| Aim of the exercise |
Below are the entries; count how many lines contain the word "title" and reply with that number alone.
━━━━━━━━
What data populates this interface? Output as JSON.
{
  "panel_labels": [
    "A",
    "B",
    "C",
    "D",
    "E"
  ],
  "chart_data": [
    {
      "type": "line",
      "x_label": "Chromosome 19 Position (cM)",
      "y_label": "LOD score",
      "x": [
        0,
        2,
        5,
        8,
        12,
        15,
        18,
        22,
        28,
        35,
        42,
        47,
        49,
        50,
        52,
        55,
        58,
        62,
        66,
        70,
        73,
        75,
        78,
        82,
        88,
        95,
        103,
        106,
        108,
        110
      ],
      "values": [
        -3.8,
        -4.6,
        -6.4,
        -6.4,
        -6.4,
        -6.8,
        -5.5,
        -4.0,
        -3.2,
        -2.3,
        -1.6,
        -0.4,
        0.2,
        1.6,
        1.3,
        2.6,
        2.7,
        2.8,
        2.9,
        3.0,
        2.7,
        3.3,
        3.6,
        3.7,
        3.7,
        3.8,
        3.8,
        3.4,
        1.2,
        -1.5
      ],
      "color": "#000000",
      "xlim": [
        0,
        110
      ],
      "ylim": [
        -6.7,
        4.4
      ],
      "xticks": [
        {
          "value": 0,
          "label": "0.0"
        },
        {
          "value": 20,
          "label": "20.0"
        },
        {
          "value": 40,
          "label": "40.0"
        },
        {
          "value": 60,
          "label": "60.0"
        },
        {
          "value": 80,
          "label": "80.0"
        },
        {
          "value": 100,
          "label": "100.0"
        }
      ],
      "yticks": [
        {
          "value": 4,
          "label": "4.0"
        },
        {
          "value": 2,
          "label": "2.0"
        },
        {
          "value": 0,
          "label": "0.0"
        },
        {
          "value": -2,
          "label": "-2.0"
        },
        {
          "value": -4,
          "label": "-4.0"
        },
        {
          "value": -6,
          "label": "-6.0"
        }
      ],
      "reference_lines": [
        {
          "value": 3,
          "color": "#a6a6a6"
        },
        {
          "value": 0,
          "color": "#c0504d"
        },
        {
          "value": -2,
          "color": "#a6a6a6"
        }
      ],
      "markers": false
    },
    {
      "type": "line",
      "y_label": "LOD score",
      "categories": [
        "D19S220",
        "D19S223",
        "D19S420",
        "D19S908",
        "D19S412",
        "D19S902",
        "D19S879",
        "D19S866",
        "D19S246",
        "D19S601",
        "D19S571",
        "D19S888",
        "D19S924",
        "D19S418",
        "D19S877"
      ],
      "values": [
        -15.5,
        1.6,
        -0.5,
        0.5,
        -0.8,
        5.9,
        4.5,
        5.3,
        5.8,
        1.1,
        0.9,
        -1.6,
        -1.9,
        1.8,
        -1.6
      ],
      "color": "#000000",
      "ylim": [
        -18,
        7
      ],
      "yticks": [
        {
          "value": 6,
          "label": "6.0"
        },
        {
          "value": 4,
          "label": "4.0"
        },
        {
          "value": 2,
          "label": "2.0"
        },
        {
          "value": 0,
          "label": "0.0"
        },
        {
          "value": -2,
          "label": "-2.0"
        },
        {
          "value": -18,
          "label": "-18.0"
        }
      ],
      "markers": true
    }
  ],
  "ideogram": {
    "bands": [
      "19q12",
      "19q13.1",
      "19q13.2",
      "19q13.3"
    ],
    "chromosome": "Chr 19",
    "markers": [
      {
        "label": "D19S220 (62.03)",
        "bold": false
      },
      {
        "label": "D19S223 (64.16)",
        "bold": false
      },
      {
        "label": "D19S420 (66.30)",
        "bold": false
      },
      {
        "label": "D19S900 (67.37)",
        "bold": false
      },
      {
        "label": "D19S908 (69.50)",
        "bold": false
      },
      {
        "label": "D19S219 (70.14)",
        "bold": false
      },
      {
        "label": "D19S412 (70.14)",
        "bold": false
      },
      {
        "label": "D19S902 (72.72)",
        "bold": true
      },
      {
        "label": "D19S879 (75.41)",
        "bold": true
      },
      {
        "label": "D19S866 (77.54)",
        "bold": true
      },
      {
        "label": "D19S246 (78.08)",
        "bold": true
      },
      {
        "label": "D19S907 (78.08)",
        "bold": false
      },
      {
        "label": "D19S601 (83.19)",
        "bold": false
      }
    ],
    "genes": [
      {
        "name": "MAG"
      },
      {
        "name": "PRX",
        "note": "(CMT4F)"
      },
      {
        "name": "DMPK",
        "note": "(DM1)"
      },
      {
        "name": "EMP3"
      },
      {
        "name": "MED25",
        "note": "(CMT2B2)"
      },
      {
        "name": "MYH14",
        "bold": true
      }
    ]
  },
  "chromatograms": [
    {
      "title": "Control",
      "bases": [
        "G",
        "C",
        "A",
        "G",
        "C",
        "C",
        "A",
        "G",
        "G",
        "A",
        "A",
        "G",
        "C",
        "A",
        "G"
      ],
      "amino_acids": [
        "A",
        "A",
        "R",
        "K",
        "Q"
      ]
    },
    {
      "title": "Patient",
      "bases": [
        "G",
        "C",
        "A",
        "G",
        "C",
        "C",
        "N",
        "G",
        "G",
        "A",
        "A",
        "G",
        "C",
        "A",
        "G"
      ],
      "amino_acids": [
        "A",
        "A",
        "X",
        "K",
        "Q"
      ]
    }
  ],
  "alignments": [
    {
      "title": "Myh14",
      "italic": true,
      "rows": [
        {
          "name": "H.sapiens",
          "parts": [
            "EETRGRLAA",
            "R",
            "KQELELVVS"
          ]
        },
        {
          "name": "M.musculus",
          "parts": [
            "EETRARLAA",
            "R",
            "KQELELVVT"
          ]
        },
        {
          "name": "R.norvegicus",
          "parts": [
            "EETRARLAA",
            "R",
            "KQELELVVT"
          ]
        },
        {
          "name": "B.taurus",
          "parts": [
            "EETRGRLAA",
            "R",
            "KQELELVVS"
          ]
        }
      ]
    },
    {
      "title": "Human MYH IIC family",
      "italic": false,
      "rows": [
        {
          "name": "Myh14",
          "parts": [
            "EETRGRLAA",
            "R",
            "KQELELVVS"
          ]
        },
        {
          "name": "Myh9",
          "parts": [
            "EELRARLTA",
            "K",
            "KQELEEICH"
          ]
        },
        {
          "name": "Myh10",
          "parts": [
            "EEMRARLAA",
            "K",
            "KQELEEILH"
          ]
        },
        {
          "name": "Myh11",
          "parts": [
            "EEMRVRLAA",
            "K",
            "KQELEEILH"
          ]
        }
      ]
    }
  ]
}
━━━━━━━━
| Reply to the task |
4